## Objective
Return the listing below exactly, with the pictures dropped.

-- BEGIN Records to process --

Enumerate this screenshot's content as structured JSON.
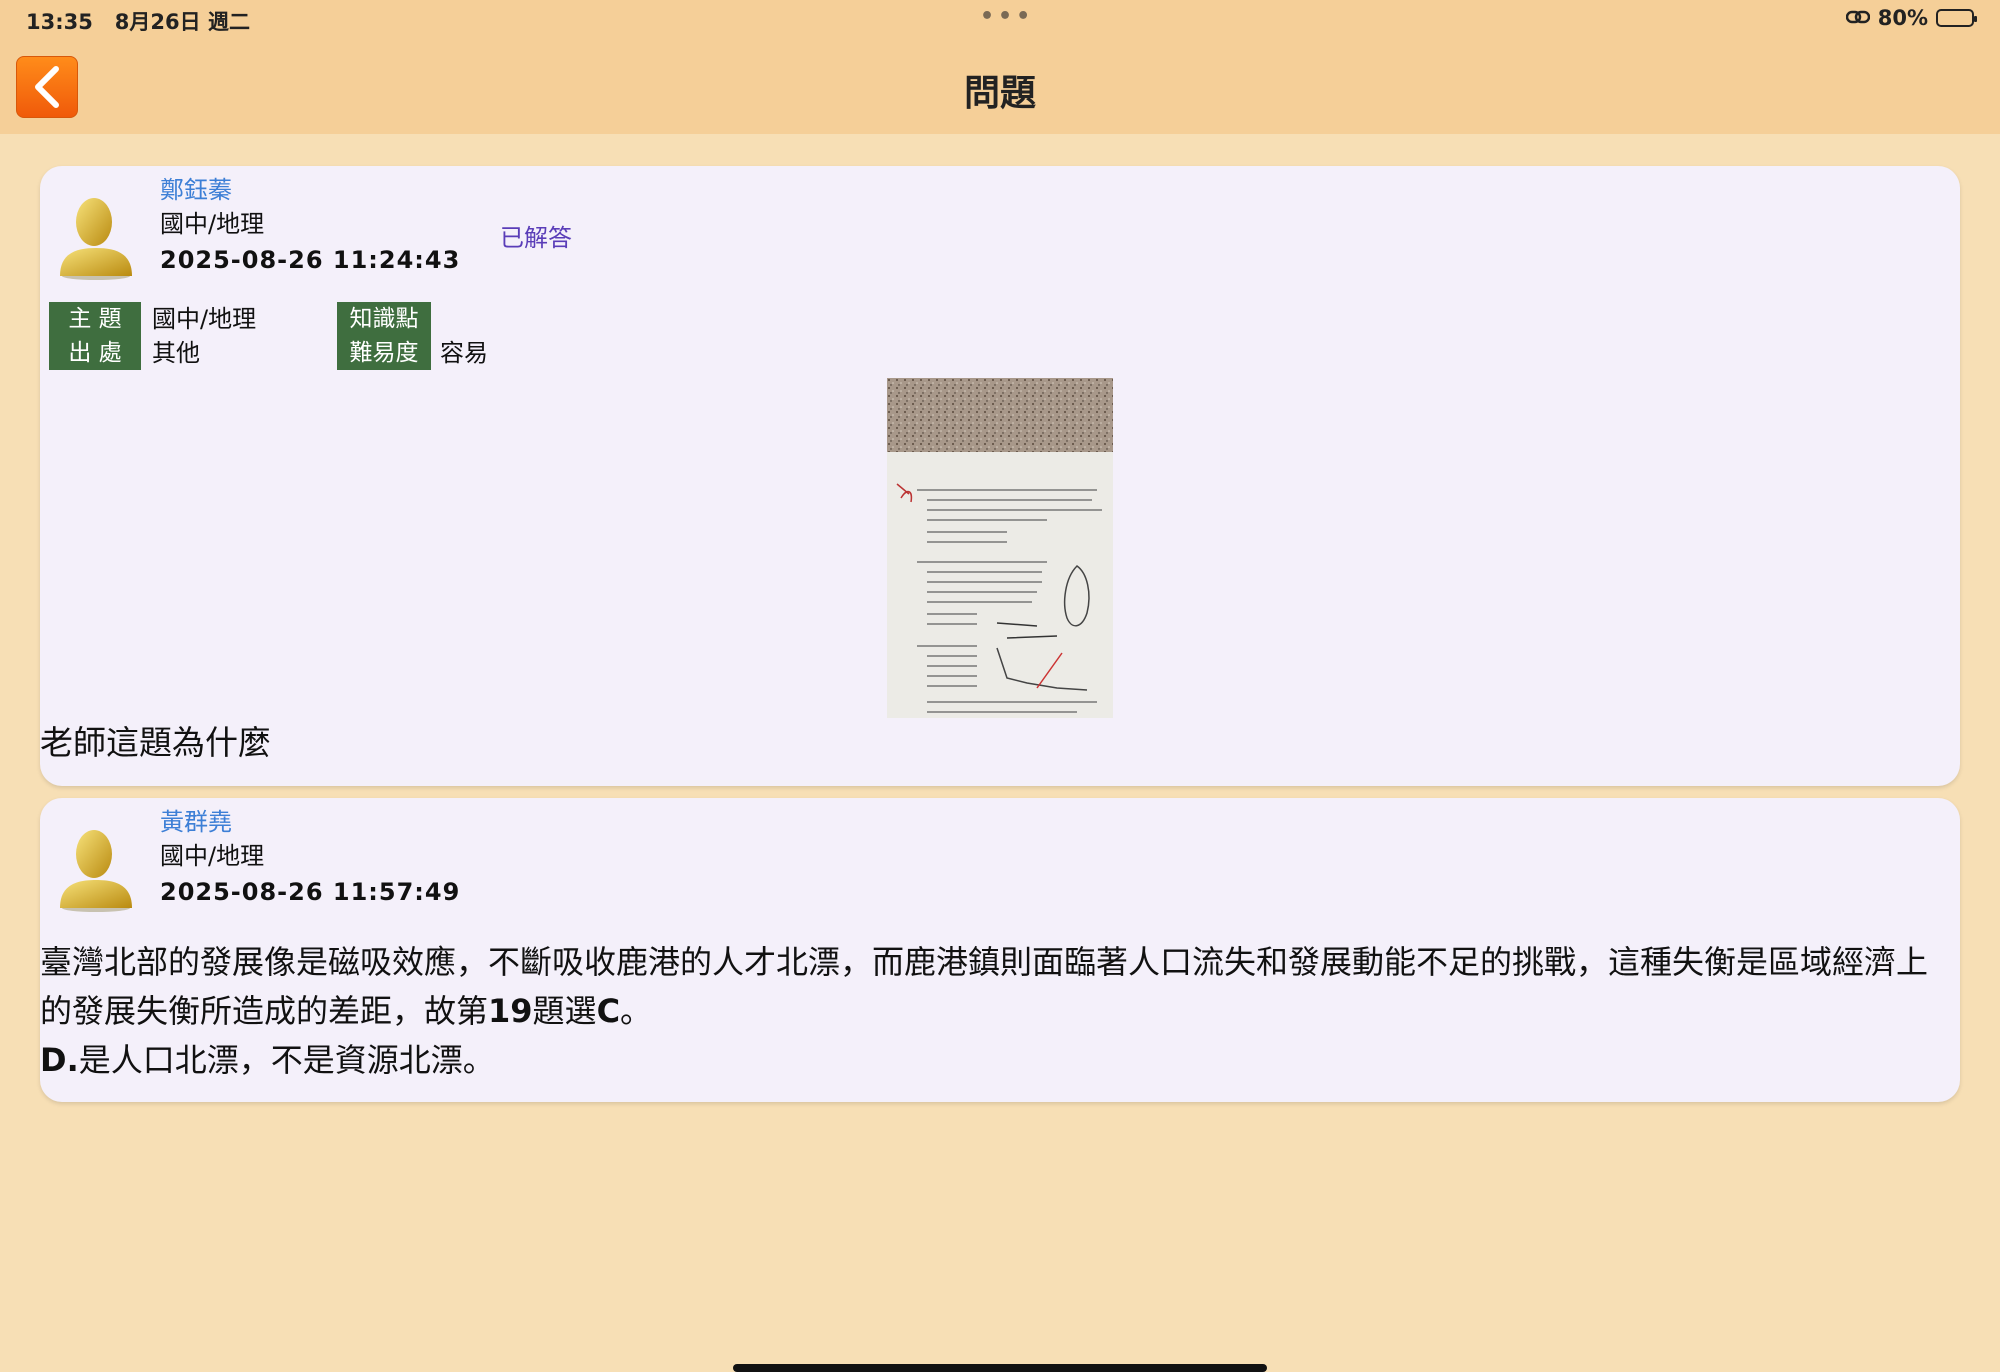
{
  "status_bar": {
    "time": "13:35",
    "date": "8月26日 週二",
    "dots": "•••",
    "battery_text": "80%",
    "battery_level": 0.8
  },
  "nav": {
    "title": "問題"
  },
  "question": {
    "user_name": "鄭鈺蓁",
    "subject": "國中/地理",
    "timestamp": "2025-08-26 11:24:43",
    "status": "已解答",
    "meta": {
      "topic_label": "主 題",
      "topic_value": "國中/地理",
      "source_label": "出 處",
      "source_value": "其他",
      "knowledge_label": "知識點",
      "knowledge_value": "",
      "difficulty_label": "難易度",
      "difficulty_value": "容易"
    },
    "text": "老師這題為什麼"
  },
  "answer": {
    "user_name": "黃群堯",
    "subject": "國中/地理",
    "timestamp": "2025-08-26 11:57:49",
    "line1": "臺灣北部的發展像是磁吸效應，不斷吸收鹿港的人才北漂，而鹿港鎮則面臨著人口流失和發展動能不足的挑戰，這種失衡是區域經濟上的發展失衡所造成的差距，故第",
    "num": "19",
    "mid": "題選",
    "letter": "C",
    "end": "。",
    "line2_bold": "D.",
    "line2": "是人口北漂，不是資源北漂。"
  },
  "colors": {
    "background": "#f7dfb5",
    "header": "#f5cf98",
    "card": "#f4f0fa",
    "username": "#3d7fd6",
    "status": "#5a3db8",
    "tag_bg": "#3f6e3f",
    "back_button": "#f26a10"
  }
}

-- END Records to process --

## Result
Enumerate this screenshot's content as structured JSON.
{
  "status_bar": {
    "time": "13:35",
    "date": "8月26日 週二",
    "dots": "•••",
    "battery_text": "80%",
    "battery_level": 0.8
  },
  "nav": {
    "title": "問題"
  },
  "question": {
    "user_name": "鄭鈺蓁",
    "subject": "國中/地理",
    "timestamp": "2025-08-26 11:24:43",
    "status": "已解答",
    "meta": {
      "topic_label": "主 題",
      "topic_value": "國中/地理",
      "source_label": "出 處",
      "source_value": "其他",
      "knowledge_label": "知識點",
      "knowledge_value": "",
      "difficulty_label": "難易度",
      "difficulty_value": "容易"
    },
    "text": "老師這題為什麼"
  },
  "answer": {
    "user_name": "黃群堯",
    "subject": "國中/地理",
    "timestamp": "2025-08-26 11:57:49",
    "line1": "臺灣北部的發展像是磁吸效應，不斷吸收鹿港的人才北漂，而鹿港鎮則面臨著人口流失和發展動能不足的挑戰，這種失衡是區域經濟上的發展失衡所造成的差距，故第",
    "num": "19",
    "mid": "題選",
    "letter": "C",
    "end": "。",
    "line2_bold": "D.",
    "line2": "是人口北漂，不是資源北漂。"
  },
  "colors": {
    "background": "#f7dfb5",
    "header": "#f5cf98",
    "card": "#f4f0fa",
    "username": "#3d7fd6",
    "status": "#5a3db8",
    "tag_bg": "#3f6e3f",
    "back_button": "#f26a10"
  }
}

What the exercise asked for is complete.